- **Input**
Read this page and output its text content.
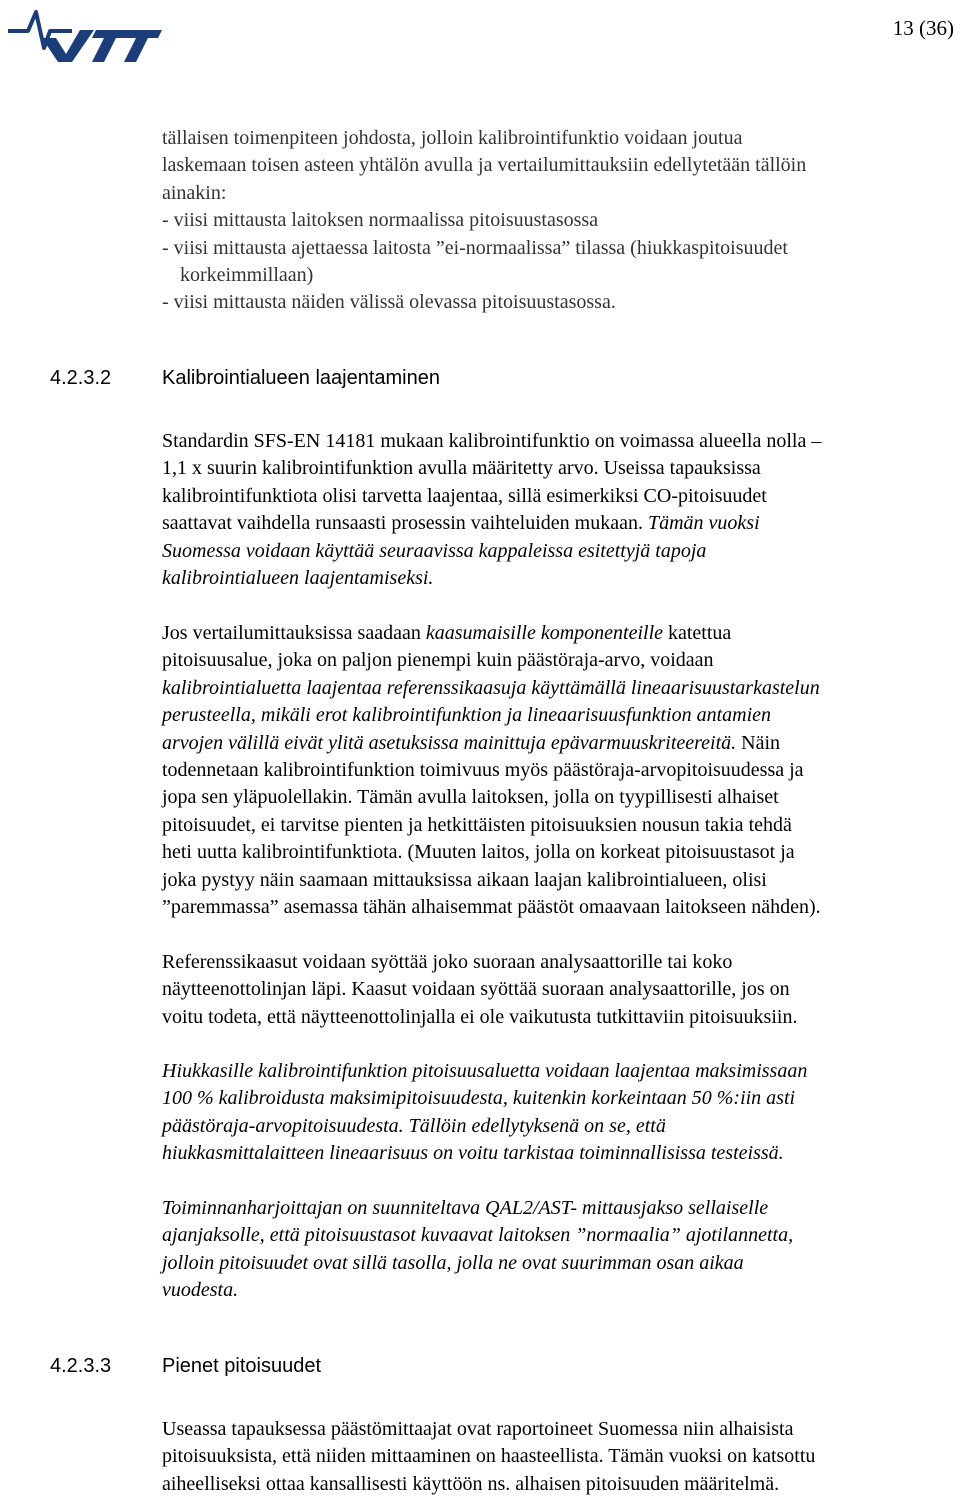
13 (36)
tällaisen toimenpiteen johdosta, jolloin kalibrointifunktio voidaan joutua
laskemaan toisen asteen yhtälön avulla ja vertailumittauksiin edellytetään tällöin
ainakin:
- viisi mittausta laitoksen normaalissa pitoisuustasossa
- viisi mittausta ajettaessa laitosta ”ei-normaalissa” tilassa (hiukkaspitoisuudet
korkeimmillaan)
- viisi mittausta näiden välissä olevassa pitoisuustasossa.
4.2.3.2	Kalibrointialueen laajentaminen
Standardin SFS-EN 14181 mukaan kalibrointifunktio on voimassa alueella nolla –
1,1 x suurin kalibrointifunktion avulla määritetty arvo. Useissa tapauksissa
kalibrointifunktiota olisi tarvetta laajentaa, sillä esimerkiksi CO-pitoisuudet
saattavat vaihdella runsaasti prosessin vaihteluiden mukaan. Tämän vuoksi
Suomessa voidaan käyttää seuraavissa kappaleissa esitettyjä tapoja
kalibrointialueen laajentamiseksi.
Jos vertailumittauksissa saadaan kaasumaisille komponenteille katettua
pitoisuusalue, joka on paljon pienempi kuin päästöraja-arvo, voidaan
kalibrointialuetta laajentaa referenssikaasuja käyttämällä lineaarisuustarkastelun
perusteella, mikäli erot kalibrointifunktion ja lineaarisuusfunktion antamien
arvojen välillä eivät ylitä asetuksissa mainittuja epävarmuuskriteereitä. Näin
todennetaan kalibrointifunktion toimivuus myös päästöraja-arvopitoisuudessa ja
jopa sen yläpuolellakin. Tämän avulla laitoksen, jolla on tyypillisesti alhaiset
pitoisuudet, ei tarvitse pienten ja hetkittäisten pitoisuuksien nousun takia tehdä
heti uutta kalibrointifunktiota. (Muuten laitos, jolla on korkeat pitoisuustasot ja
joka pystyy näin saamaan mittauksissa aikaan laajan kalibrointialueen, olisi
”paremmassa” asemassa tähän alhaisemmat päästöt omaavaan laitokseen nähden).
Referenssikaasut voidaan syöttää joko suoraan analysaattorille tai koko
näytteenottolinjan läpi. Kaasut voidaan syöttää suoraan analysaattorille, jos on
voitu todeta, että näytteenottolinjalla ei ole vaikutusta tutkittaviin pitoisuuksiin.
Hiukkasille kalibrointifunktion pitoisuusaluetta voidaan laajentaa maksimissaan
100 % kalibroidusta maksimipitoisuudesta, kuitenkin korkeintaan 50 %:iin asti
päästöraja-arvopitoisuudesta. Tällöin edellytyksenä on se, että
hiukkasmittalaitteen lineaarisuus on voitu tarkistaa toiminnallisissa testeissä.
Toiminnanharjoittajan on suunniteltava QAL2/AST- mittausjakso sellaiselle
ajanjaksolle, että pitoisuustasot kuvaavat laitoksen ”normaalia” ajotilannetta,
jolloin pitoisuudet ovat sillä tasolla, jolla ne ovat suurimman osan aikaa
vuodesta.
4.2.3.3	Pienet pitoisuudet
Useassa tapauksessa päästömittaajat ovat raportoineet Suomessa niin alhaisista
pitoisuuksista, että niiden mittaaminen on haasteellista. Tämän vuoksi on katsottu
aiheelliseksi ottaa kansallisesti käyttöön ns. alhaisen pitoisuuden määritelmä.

- **Directions**
Your answer should be only a number: how many lines of the data above contain the string "laajentaa"?

- **Exercise solution**
3